Data entries:
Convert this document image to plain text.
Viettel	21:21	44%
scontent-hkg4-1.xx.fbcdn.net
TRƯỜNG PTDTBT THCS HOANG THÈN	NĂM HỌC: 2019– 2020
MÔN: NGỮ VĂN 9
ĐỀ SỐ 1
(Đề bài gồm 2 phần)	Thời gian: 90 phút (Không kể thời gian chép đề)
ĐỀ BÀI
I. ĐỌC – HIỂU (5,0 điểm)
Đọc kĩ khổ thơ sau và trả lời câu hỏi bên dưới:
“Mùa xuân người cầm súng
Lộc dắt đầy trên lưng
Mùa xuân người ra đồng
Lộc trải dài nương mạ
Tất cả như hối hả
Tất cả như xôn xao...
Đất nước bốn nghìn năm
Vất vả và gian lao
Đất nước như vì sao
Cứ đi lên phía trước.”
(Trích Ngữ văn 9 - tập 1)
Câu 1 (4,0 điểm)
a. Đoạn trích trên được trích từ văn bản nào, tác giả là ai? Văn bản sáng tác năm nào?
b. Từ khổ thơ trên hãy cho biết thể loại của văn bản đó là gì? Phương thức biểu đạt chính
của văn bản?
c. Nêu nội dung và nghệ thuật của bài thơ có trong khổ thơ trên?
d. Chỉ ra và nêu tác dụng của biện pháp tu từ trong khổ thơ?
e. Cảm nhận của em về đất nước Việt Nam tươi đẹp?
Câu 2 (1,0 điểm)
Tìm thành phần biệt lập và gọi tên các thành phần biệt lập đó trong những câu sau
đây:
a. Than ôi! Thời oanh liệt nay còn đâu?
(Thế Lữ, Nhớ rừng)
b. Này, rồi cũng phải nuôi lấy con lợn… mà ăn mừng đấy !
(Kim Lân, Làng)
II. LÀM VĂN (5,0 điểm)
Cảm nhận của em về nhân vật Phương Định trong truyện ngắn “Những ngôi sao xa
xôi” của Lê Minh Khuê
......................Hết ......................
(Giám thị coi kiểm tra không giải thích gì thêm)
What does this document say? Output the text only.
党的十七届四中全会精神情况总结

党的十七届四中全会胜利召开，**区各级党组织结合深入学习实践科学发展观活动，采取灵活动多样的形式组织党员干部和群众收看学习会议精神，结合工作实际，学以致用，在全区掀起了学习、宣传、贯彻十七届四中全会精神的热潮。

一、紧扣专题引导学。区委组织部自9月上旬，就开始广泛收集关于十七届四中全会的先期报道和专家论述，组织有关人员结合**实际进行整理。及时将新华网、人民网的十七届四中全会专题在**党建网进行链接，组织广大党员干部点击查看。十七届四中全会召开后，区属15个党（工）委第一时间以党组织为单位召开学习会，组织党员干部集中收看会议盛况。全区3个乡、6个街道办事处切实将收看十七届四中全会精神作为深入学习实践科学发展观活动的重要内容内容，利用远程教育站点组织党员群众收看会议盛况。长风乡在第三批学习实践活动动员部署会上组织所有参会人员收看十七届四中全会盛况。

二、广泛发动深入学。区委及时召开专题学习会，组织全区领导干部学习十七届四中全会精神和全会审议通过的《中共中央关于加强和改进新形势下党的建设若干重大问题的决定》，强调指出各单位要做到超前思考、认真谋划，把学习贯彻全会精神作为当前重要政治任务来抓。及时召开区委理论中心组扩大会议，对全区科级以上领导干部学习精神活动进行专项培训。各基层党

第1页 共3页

▸ Problem requirements
Pick out lines containing the word "người", each one as written.

▸ Result of this exercise
“Mùa xuân người cầm súng
Mùa xuân người ra đồng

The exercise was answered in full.